• **To do**
The listing below should be printed exactly, every line of it. Skip the pictures.

BEGIN Data supplied

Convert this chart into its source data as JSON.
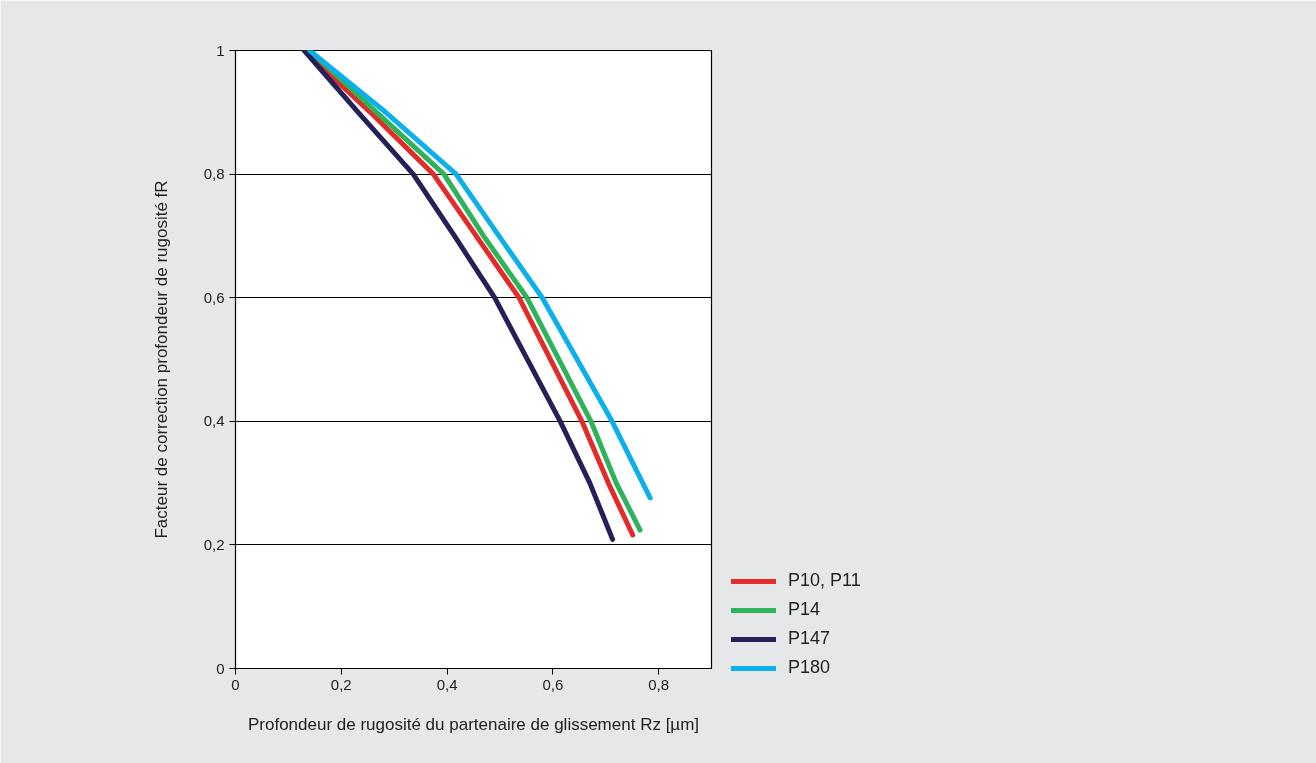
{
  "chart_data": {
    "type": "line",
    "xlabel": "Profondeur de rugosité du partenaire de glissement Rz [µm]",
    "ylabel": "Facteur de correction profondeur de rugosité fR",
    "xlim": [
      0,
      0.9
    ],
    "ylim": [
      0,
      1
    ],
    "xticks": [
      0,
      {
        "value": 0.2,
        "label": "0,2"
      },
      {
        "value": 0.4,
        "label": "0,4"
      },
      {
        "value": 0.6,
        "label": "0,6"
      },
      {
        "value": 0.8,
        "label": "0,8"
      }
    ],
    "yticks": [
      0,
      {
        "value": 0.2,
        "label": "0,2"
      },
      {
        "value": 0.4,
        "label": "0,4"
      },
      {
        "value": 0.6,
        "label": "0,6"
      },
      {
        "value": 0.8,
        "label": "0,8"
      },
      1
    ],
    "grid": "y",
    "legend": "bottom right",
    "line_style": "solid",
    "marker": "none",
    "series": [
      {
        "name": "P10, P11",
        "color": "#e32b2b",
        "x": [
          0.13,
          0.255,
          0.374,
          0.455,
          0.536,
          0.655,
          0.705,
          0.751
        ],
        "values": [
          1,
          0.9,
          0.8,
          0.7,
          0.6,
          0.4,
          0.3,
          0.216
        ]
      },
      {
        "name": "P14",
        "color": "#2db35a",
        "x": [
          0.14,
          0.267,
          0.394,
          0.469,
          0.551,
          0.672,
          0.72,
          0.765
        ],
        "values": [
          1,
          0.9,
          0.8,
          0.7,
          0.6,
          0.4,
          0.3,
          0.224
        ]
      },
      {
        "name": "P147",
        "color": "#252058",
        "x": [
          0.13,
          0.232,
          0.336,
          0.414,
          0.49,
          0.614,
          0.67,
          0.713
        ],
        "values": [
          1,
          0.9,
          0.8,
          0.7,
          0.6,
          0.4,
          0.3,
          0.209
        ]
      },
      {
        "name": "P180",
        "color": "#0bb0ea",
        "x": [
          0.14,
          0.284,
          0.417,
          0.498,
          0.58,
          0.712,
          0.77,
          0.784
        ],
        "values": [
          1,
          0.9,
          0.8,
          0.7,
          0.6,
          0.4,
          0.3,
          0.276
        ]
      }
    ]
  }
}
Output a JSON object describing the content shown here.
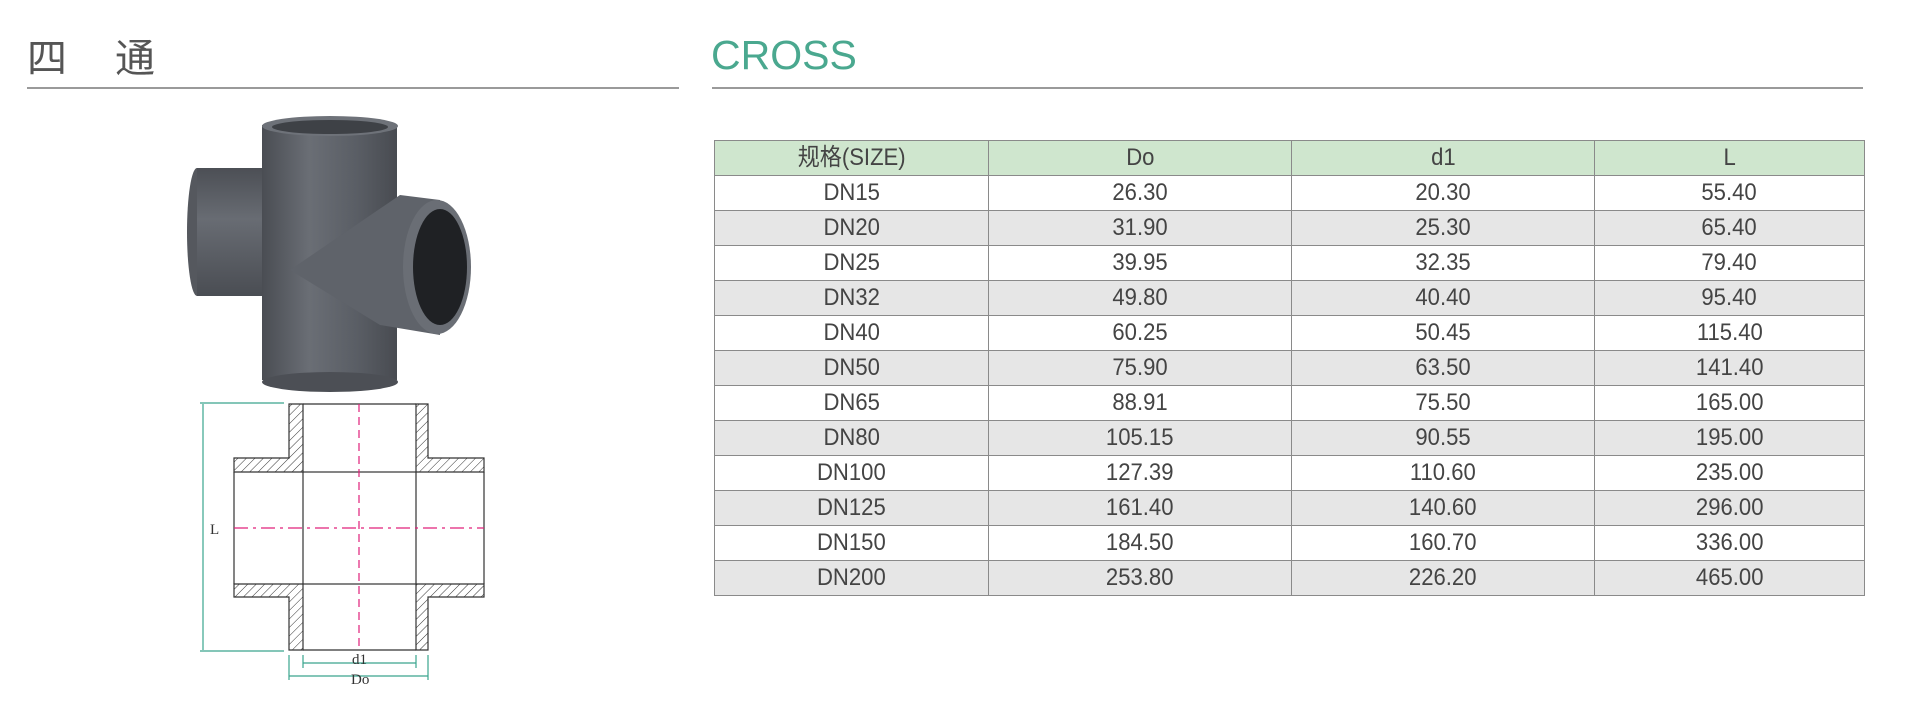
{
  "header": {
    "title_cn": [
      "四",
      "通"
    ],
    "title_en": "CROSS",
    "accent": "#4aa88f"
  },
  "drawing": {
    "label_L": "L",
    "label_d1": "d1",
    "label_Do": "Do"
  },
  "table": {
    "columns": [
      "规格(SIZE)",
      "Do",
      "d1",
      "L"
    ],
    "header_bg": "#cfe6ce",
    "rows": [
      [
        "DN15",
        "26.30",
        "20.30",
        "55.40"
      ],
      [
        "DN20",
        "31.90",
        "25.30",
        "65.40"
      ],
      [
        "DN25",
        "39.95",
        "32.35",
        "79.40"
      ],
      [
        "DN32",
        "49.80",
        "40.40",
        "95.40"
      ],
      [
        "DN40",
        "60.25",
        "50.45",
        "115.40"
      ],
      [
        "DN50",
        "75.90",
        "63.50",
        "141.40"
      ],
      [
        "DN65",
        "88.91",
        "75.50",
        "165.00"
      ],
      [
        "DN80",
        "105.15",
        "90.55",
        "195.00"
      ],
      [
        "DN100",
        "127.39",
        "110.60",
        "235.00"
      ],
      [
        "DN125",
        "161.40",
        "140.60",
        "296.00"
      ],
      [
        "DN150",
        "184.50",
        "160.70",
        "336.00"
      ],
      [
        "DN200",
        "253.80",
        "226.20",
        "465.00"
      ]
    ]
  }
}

END Data supplied

• **The response**
Convert this chart into its source data as JSON.
{
  "chart_data": {
    "type": "line",
    "xlabel": "Profondeur de rugosité du partenaire de glissement Rz [µm]",
    "ylabel": "Facteur de correction profondeur de rugosité fR",
    "xlim": [
      0,
      0.9
    ],
    "ylim": [
      0,
      1
    ],
    "xticks": [
      0,
      {
        "value": 0.2,
        "label": "0,2"
      },
      {
        "value": 0.4,
        "label": "0,4"
      },
      {
        "value": 0.6,
        "label": "0,6"
      },
      {
        "value": 0.8,
        "label": "0,8"
      }
    ],
    "yticks": [
      0,
      {
        "value": 0.2,
        "label": "0,2"
      },
      {
        "value": 0.4,
        "label": "0,4"
      },
      {
        "value": 0.6,
        "label": "0,6"
      },
      {
        "value": 0.8,
        "label": "0,8"
      },
      1
    ],
    "grid": "y",
    "legend": "bottom right",
    "line_style": "solid",
    "marker": "none",
    "series": [
      {
        "name": "P10, P11",
        "color": "#e32b2b",
        "x": [
          0.13,
          0.255,
          0.374,
          0.455,
          0.536,
          0.655,
          0.705,
          0.751
        ],
        "values": [
          1,
          0.9,
          0.8,
          0.7,
          0.6,
          0.4,
          0.3,
          0.216
        ]
      },
      {
        "name": "P14",
        "color": "#2db35a",
        "x": [
          0.14,
          0.267,
          0.394,
          0.469,
          0.551,
          0.672,
          0.72,
          0.765
        ],
        "values": [
          1,
          0.9,
          0.8,
          0.7,
          0.6,
          0.4,
          0.3,
          0.224
        ]
      },
      {
        "name": "P147",
        "color": "#252058",
        "x": [
          0.13,
          0.232,
          0.336,
          0.414,
          0.49,
          0.614,
          0.67,
          0.713
        ],
        "values": [
          1,
          0.9,
          0.8,
          0.7,
          0.6,
          0.4,
          0.3,
          0.209
        ]
      },
      {
        "name": "P180",
        "color": "#0bb0ea",
        "x": [
          0.14,
          0.284,
          0.417,
          0.498,
          0.58,
          0.712,
          0.77,
          0.784
        ],
        "values": [
          1,
          0.9,
          0.8,
          0.7,
          0.6,
          0.4,
          0.3,
          0.276
        ]
      }
    ]
  }
}
Output a JSON object describing the content shown here.
{
  "header": {
    "title_cn": [
      "四",
      "通"
    ],
    "title_en": "CROSS",
    "accent": "#4aa88f"
  },
  "drawing": {
    "label_L": "L",
    "label_d1": "d1",
    "label_Do": "Do"
  },
  "table": {
    "columns": [
      "规格(SIZE)",
      "Do",
      "d1",
      "L"
    ],
    "header_bg": "#cfe6ce",
    "rows": [
      [
        "DN15",
        "26.30",
        "20.30",
        "55.40"
      ],
      [
        "DN20",
        "31.90",
        "25.30",
        "65.40"
      ],
      [
        "DN25",
        "39.95",
        "32.35",
        "79.40"
      ],
      [
        "DN32",
        "49.80",
        "40.40",
        "95.40"
      ],
      [
        "DN40",
        "60.25",
        "50.45",
        "115.40"
      ],
      [
        "DN50",
        "75.90",
        "63.50",
        "141.40"
      ],
      [
        "DN65",
        "88.91",
        "75.50",
        "165.00"
      ],
      [
        "DN80",
        "105.15",
        "90.55",
        "195.00"
      ],
      [
        "DN100",
        "127.39",
        "110.60",
        "235.00"
      ],
      [
        "DN125",
        "161.40",
        "140.60",
        "296.00"
      ],
      [
        "DN150",
        "184.50",
        "160.70",
        "336.00"
      ],
      [
        "DN200",
        "253.80",
        "226.20",
        "465.00"
      ]
    ]
  }
}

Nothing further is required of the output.